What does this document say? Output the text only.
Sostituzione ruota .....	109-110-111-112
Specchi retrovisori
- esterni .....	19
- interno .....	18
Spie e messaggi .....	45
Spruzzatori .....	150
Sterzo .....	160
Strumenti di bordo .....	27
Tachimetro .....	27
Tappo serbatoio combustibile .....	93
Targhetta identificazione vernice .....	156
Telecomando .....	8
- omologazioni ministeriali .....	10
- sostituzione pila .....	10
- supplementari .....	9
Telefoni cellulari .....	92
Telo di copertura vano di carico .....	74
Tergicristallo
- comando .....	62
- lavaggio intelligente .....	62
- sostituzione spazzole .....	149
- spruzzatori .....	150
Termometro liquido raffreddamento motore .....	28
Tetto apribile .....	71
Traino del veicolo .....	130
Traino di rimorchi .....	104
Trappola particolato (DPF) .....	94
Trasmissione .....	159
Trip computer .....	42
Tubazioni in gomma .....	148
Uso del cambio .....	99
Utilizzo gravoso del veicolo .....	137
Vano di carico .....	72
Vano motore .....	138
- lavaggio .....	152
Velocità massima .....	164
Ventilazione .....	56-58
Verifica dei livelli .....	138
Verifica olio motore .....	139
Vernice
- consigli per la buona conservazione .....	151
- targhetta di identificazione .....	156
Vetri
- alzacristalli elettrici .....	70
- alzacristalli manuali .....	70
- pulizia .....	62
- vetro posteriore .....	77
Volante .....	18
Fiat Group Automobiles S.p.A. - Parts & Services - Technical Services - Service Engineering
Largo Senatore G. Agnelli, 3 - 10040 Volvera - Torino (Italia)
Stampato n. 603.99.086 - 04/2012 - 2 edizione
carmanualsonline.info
● ● ●
▸ **Problem to solve**
Write down every line of the data exactly as it appears above.

▸ **Solution for this task**
What does this document say? Output the text only.
Sostituzione ruota .....	109-110-111-112
Specchi retrovisori
- esterni .....	19
- interno .....	18
Spie e messaggi .....	45
Spruzzatori .....	150
Sterzo .....	160
Strumenti di bordo .....	27
Tachimetro .....	27
Tappo serbatoio combustibile .....	93
Targhetta identificazione vernice .....	156
Telecomando .....	8
- omologazioni ministeriali .....	10
- sostituzione pila .....	10
- supplementari .....	9
Telefoni cellulari .....	92
Telo di copertura vano di carico .....	74
Tergicristallo
- comando .....	62
- lavaggio intelligente .....	62
- sostituzione spazzole .....	149
- spruzzatori .....	150
Termometro liquido raffreddamento motore .....	28
Tetto apribile .....	71
Traino del veicolo .....	130
Traino di rimorchi .....	104
Trappola particolato (DPF) .....	94
Trasmissione .....	159
Trip computer .....	42
Tubazioni in gomma .....	148
Uso del cambio .....	99
Utilizzo gravoso del veicolo .....	137
Vano di carico .....	72
Vano motore .....	138
- lavaggio .....	152
Velocità massima .....	164
Ventilazione .....	56-58
Verifica dei livelli .....	138
Verifica olio motore .....	139
Vernice
- consigli per la buona conservazione .....	151
- targhetta di identificazione .....	156
Vetri
- alzacristalli elettrici .....	70
- alzacristalli manuali .....	70
- pulizia .....	62
- vetro posteriore .....	77
Volante .....	18
Fiat Group Automobiles S.p.A. - Parts & Services - Technical Services - Service Engineering
Largo Senatore G. Agnelli, 3 - 10040 Volvera - Torino (Italia)
Stampato n. 603.99.086 - 04/2012 - 2 edizione
carmanualsonline.info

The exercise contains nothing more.